Below is the data. Give it again, complete and exact.

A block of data
— begin —
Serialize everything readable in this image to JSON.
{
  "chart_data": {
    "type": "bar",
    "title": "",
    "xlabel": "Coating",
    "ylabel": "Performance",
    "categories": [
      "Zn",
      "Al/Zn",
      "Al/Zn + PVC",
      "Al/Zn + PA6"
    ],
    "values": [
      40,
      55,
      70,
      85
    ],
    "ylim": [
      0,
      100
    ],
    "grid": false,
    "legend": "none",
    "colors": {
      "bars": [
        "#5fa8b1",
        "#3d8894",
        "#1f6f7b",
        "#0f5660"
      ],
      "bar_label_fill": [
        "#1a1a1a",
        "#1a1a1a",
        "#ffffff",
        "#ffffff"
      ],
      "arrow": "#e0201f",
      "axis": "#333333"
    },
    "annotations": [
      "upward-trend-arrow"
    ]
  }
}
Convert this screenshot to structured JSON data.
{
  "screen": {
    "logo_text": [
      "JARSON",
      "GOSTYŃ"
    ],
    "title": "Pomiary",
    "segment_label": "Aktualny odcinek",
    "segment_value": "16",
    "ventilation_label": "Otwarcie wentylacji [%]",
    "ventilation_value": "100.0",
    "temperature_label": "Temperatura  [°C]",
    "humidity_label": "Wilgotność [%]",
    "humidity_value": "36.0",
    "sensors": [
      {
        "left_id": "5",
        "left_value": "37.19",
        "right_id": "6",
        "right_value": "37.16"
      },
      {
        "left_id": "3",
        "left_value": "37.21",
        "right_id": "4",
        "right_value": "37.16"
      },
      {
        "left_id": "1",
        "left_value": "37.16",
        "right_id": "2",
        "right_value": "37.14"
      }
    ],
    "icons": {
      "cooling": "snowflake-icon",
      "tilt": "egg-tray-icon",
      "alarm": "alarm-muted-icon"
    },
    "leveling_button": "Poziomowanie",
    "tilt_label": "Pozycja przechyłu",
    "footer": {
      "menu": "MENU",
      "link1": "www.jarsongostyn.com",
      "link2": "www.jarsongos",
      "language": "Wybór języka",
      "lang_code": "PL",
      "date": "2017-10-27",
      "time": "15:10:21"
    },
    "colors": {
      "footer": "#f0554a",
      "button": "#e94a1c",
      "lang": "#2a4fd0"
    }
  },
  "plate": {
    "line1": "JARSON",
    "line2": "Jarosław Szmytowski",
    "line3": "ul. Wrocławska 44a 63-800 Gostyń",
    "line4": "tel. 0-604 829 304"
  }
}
— end —
- [TASK SOLUTION]
Serialize everything readable in this image to JSON.
{
  "chart_data": {
    "type": "bar",
    "title": "",
    "xlabel": "Coating",
    "ylabel": "Performance",
    "categories": [
      "Zn",
      "Al/Zn",
      "Al/Zn + PVC",
      "Al/Zn + PA6"
    ],
    "values": [
      40,
      55,
      70,
      85
    ],
    "ylim": [
      0,
      100
    ],
    "grid": false,
    "legend": "none",
    "colors": {
      "bars": [
        "#5fa8b1",
        "#3d8894",
        "#1f6f7b",
        "#0f5660"
      ],
      "bar_label_fill": [
        "#1a1a1a",
        "#1a1a1a",
        "#ffffff",
        "#ffffff"
      ],
      "arrow": "#e0201f",
      "axis": "#333333"
    },
    "annotations": [
      "upward-trend-arrow"
    ]
  }
}
Convert this screenshot to structured JSON data.
{
  "screen": {
    "logo_text": [
      "JARSON",
      "GOSTYŃ"
    ],
    "title": "Pomiary",
    "segment_label": "Aktualny odcinek",
    "segment_value": "16",
    "ventilation_label": "Otwarcie wentylacji [%]",
    "ventilation_value": "100.0",
    "temperature_label": "Temperatura  [°C]",
    "humidity_label": "Wilgotność [%]",
    "humidity_value": "36.0",
    "sensors": [
      {
        "left_id": "5",
        "left_value": "37.19",
        "right_id": "6",
        "right_value": "37.16"
      },
      {
        "left_id": "3",
        "left_value": "37.21",
        "right_id": "4",
        "right_value": "37.16"
      },
      {
        "left_id": "1",
        "left_value": "37.16",
        "right_id": "2",
        "right_value": "37.14"
      }
    ],
    "icons": {
      "cooling": "snowflake-icon",
      "tilt": "egg-tray-icon",
      "alarm": "alarm-muted-icon"
    },
    "leveling_button": "Poziomowanie",
    "tilt_label": "Pozycja przechyłu",
    "footer": {
      "menu": "MENU",
      "link1": "www.jarsongostyn.com",
      "link2": "www.jarsongos",
      "language": "Wybór języka",
      "lang_code": "PL",
      "date": "2017-10-27",
      "time": "15:10:21"
    },
    "colors": {
      "footer": "#f0554a",
      "button": "#e94a1c",
      "lang": "#2a4fd0"
    }
  },
  "plate": {
    "line1": "JARSON",
    "line2": "Jarosław Szmytowski",
    "line3": "ul. Wrocławska 44a 63-800 Gostyń",
    "line4": "tel. 0-604 829 304"
  }
}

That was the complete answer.